### GOAL OF THE EXERCISE
Quote every line of the material beneath this one.

Start of PROVIDED INFORMATION

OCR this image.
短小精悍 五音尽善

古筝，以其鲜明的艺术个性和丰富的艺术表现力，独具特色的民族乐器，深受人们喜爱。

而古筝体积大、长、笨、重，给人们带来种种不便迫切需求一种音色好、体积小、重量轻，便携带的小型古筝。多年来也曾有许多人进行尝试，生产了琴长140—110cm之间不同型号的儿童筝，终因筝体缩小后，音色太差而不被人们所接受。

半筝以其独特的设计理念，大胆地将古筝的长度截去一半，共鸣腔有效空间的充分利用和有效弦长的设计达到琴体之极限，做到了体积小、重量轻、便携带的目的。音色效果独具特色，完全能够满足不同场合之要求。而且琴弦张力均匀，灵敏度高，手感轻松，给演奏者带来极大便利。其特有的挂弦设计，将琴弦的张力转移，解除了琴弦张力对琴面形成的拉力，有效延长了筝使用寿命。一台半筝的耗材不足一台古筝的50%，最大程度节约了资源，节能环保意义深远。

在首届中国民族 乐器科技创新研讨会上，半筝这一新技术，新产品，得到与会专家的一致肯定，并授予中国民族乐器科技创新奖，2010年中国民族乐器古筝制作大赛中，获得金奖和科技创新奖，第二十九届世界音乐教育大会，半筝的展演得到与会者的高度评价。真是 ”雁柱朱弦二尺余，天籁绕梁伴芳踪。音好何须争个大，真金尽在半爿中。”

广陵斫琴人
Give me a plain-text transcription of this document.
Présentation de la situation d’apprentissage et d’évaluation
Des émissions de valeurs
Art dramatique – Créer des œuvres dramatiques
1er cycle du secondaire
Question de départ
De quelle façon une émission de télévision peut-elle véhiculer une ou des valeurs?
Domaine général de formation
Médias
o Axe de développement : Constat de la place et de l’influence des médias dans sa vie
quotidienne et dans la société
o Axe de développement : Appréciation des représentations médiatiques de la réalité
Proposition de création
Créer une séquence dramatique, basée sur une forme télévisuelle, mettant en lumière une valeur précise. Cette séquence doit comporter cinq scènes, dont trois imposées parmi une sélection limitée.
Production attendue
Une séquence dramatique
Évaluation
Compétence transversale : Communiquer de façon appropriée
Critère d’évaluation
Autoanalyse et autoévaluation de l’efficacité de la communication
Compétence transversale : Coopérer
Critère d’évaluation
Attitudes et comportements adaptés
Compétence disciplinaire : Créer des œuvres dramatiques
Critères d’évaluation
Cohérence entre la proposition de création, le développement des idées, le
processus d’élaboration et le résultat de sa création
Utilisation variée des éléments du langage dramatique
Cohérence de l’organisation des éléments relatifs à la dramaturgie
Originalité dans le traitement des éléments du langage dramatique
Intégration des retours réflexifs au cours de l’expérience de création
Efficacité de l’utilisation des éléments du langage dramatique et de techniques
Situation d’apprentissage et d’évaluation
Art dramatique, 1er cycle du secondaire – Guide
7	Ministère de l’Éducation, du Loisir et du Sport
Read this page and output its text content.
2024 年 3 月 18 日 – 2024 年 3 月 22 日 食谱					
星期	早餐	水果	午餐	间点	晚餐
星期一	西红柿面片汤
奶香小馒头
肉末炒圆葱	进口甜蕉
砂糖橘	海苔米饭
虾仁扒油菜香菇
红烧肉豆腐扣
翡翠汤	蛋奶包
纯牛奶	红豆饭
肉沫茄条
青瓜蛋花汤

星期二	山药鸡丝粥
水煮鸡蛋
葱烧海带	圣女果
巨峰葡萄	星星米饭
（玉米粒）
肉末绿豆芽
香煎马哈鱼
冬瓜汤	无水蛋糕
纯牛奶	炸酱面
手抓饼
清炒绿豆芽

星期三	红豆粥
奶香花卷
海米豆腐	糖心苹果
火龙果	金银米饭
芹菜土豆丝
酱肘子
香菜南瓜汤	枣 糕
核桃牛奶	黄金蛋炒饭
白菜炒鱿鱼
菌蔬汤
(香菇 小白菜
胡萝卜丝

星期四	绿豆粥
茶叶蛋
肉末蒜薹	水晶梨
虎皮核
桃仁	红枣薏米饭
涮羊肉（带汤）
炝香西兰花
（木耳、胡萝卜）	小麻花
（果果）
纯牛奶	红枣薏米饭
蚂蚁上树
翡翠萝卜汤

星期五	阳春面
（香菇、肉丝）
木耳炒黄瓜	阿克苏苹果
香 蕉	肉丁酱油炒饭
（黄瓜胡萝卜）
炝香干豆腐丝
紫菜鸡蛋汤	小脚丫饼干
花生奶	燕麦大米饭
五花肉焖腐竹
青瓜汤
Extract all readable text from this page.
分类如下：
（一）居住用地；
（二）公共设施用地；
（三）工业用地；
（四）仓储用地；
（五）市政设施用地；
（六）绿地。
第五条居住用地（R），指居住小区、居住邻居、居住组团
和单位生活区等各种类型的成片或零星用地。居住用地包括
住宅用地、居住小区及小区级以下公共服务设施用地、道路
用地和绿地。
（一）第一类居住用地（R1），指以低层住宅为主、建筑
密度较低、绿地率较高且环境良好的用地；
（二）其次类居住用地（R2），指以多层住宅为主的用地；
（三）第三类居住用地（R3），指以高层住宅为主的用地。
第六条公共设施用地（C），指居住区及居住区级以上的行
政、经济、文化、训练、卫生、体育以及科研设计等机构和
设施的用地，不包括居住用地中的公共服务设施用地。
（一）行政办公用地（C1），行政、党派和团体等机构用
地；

End of PROVIDED INFORMATION

### EXERCISE RESULT
OCR this image.
短小精悍 五音尽善

古筝，以其鲜明的艺术个性和丰富的艺术表现力，独具特色的民族乐器，深受人们喜爱。

而古筝体积大、长、笨、重，给人们带来种种不便迫切需求一种音色好、体积小、重量轻，便携带的小型古筝。多年来也曾有许多人进行尝试，生产了琴长140—110cm之间不同型号的儿童筝，终因筝体缩小后，音色太差而不被人们所接受。

半筝以其独特的设计理念，大胆地将古筝的长度截去一半，共鸣腔有效空间的充分利用和有效弦长的设计达到琴体之极限，做到了体积小、重量轻、便携带的目的。音色效果独具特色，完全能够满足不同场合之要求。而且琴弦张力均匀，灵敏度高，手感轻松，给演奏者带来极大便利。其特有的挂弦设计，将琴弦的张力转移，解除了琴弦张力对琴面形成的拉力，有效延长了筝使用寿命。一台半筝的耗材不足一台古筝的50%，最大程度节约了资源，节能环保意义深远。

在首届中国民族 乐器科技创新研讨会上，半筝这一新技术，新产品，得到与会专家的一致肯定，并授予中国民族乐器科技创新奖，2010年中国民族乐器古筝制作大赛中，获得金奖和科技创新奖，第二十九届世界音乐教育大会，半筝的展演得到与会者的高度评价。真是 ”雁柱朱弦二尺余，天籁绕梁伴芳踪。音好何须争个大，真金尽在半爿中。”

广陵斫琴人
Give me a plain-text transcription of this document.
Présentation de la situation d’apprentissage et d’évaluation
Des émissions de valeurs
Art dramatique – Créer des œuvres dramatiques
1er cycle du secondaire
Question de départ
De quelle façon une émission de télévision peut-elle véhiculer une ou des valeurs?
Domaine général de formation
Médias
o Axe de développement : Constat de la place et de l’influence des médias dans sa vie
quotidienne et dans la société
o Axe de développement : Appréciation des représentations médiatiques de la réalité
Proposition de création
Créer une séquence dramatique, basée sur une forme télévisuelle, mettant en lumière une valeur précise. Cette séquence doit comporter cinq scènes, dont trois imposées parmi une sélection limitée.
Production attendue
Une séquence dramatique
Évaluation
Compétence transversale : Communiquer de façon appropriée
Critère d’évaluation
Autoanalyse et autoévaluation de l’efficacité de la communication
Compétence transversale : Coopérer
Critère d’évaluation
Attitudes et comportements adaptés
Compétence disciplinaire : Créer des œuvres dramatiques
Critères d’évaluation
Cohérence entre la proposition de création, le développement des idées, le
processus d’élaboration et le résultat de sa création
Utilisation variée des éléments du langage dramatique
Cohérence de l’organisation des éléments relatifs à la dramaturgie
Originalité dans le traitement des éléments du langage dramatique
Intégration des retours réflexifs au cours de l’expérience de création
Efficacité de l’utilisation des éléments du langage dramatique et de techniques
Situation d’apprentissage et d’évaluation
Art dramatique, 1er cycle du secondaire – Guide
7	Ministère de l’Éducation, du Loisir et du Sport
Read this page and output its text content.
2024 年 3 月 18 日 – 2024 年 3 月 22 日 食谱					
星期	早餐	水果	午餐	间点	晚餐
星期一	西红柿面片汤
奶香小馒头
肉末炒圆葱	进口甜蕉
砂糖橘	海苔米饭
虾仁扒油菜香菇
红烧肉豆腐扣
翡翠汤	蛋奶包
纯牛奶	红豆饭
肉沫茄条
青瓜蛋花汤

星期二	山药鸡丝粥
水煮鸡蛋
葱烧海带	圣女果
巨峰葡萄	星星米饭
（玉米粒）
肉末绿豆芽
香煎马哈鱼
冬瓜汤	无水蛋糕
纯牛奶	炸酱面
手抓饼
清炒绿豆芽

星期三	红豆粥
奶香花卷
海米豆腐	糖心苹果
火龙果	金银米饭
芹菜土豆丝
酱肘子
香菜南瓜汤	枣 糕
核桃牛奶	黄金蛋炒饭
白菜炒鱿鱼
菌蔬汤
(香菇 小白菜
胡萝卜丝

星期四	绿豆粥
茶叶蛋
肉末蒜薹	水晶梨
虎皮核
桃仁	红枣薏米饭
涮羊肉（带汤）
炝香西兰花
（木耳、胡萝卜）	小麻花
（果果）
纯牛奶	红枣薏米饭
蚂蚁上树
翡翠萝卜汤

星期五	阳春面
（香菇、肉丝）
木耳炒黄瓜	阿克苏苹果
香 蕉	肉丁酱油炒饭
（黄瓜胡萝卜）
炝香干豆腐丝
紫菜鸡蛋汤	小脚丫饼干
花生奶	燕麦大米饭
五花肉焖腐竹
青瓜汤
Extract all readable text from this page.
分类如下：
（一）居住用地；
（二）公共设施用地；
（三）工业用地；
（四）仓储用地；
（五）市政设施用地；
（六）绿地。
第五条居住用地（R），指居住小区、居住邻居、居住组团
和单位生活区等各种类型的成片或零星用地。居住用地包括
住宅用地、居住小区及小区级以下公共服务设施用地、道路
用地和绿地。
（一）第一类居住用地（R1），指以低层住宅为主、建筑
密度较低、绿地率较高且环境良好的用地；
（二）其次类居住用地（R2），指以多层住宅为主的用地；
（三）第三类居住用地（R3），指以高层住宅为主的用地。
第六条公共设施用地（C），指居住区及居住区级以上的行
政、经济、文化、训练、卫生、体育以及科研设计等机构和
设施的用地，不包括居住用地中的公共服务设施用地。
（一）行政办公用地（C1），行政、党派和团体等机构用
地；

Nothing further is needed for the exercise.